Task instructions
Lines containing the word "我们正在吃午饭" are the ones to copy from the records below.

Extracted material
———

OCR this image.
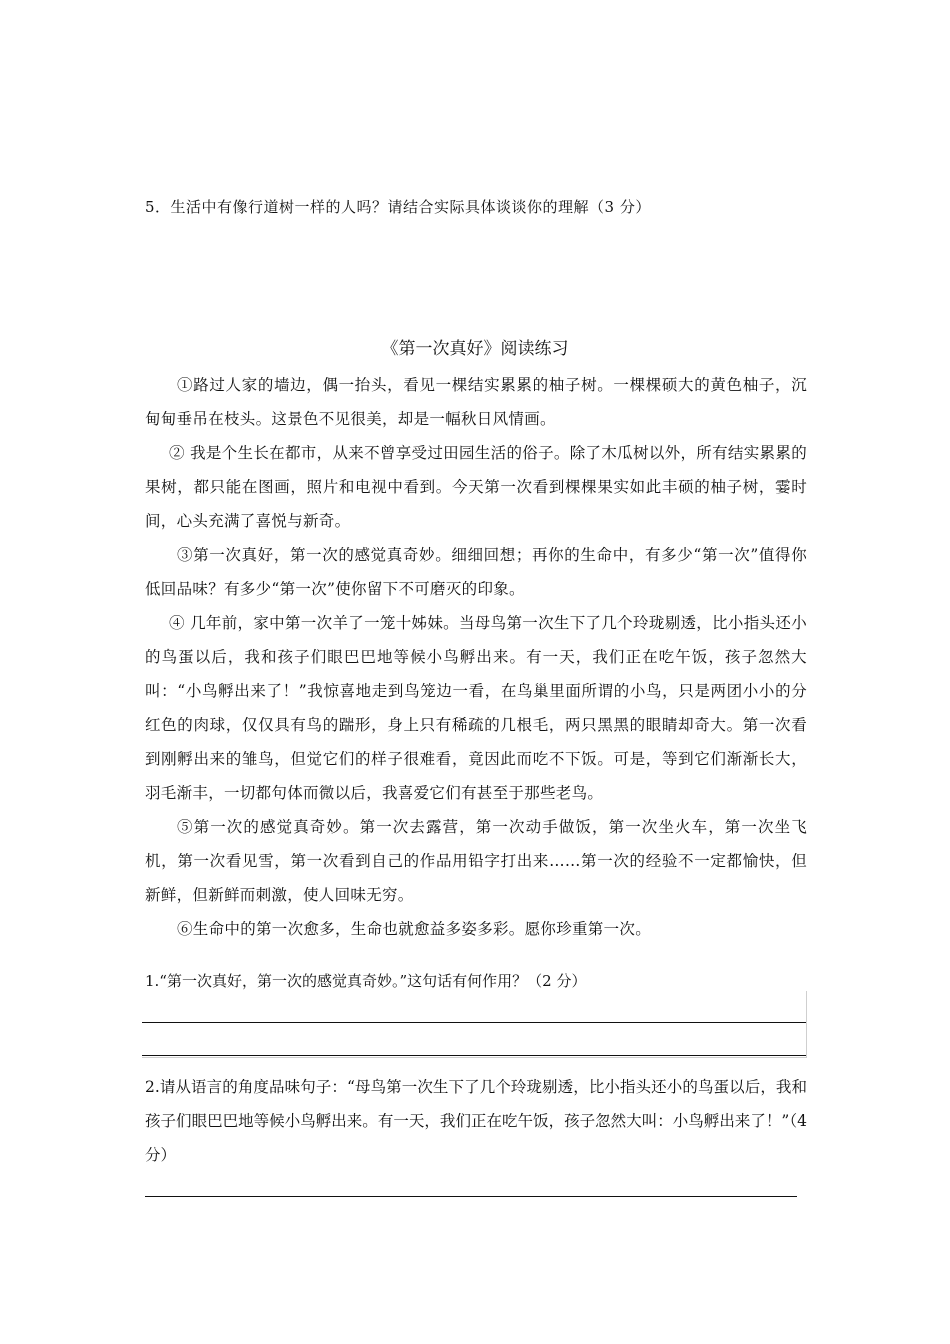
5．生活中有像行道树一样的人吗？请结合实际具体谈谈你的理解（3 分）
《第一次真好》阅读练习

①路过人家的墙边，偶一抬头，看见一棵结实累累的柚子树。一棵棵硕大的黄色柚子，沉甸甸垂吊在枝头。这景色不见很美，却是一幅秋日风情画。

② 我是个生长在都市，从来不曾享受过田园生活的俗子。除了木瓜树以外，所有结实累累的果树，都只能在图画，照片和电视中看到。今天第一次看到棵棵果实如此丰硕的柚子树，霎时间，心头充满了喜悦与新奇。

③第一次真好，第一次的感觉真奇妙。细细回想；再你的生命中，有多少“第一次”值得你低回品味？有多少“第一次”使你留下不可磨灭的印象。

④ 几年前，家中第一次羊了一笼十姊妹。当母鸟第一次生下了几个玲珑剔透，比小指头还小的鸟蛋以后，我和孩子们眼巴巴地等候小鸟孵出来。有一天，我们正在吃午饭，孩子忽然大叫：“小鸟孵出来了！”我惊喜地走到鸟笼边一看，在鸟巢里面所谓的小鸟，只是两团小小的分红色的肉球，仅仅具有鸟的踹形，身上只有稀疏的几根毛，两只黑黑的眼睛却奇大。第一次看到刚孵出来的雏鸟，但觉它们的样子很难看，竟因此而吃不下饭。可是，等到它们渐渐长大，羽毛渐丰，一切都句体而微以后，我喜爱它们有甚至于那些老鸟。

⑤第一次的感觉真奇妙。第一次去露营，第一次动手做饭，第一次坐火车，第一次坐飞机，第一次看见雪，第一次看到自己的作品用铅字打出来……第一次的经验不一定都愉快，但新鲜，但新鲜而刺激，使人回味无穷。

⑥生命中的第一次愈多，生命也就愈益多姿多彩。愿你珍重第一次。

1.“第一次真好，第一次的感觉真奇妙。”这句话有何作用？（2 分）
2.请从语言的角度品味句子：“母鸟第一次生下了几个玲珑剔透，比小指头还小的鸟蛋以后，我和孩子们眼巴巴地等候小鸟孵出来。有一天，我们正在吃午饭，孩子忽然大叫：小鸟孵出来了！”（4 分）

———

Answer
④ 几年前，家中第一次羊了一笼十姊妹。当母鸟第一次生下了几个玲珑剔透，比小指头还小的鸟蛋以后，我和孩子们眼巴巴地等候小鸟孵出来。有一天，我们正在吃午饭，孩子忽然大叫：“小鸟孵出来了！”我惊喜地走到鸟笼边一看，在鸟巢里面所谓的小鸟，只是两团小小的分红色的肉球，仅仅具有鸟的踹形，身上只有稀疏的几根毛，两只黑黑的眼睛却奇大。第一次看到刚孵出来的雏鸟，但觉它们的样子很难看，竟因此而吃不下饭。可是，等到它们渐渐长大，羽毛渐丰，一切都句体而微以后，我喜爱它们有甚至于那些老鸟。
2.请从语言的角度品味句子：“母鸟第一次生下了几个玲珑剔透，比小指头还小的鸟蛋以后，我和孩子们眼巴巴地等候小鸟孵出来。有一天，我们正在吃午饭，孩子忽然大叫：小鸟孵出来了！”（4 分）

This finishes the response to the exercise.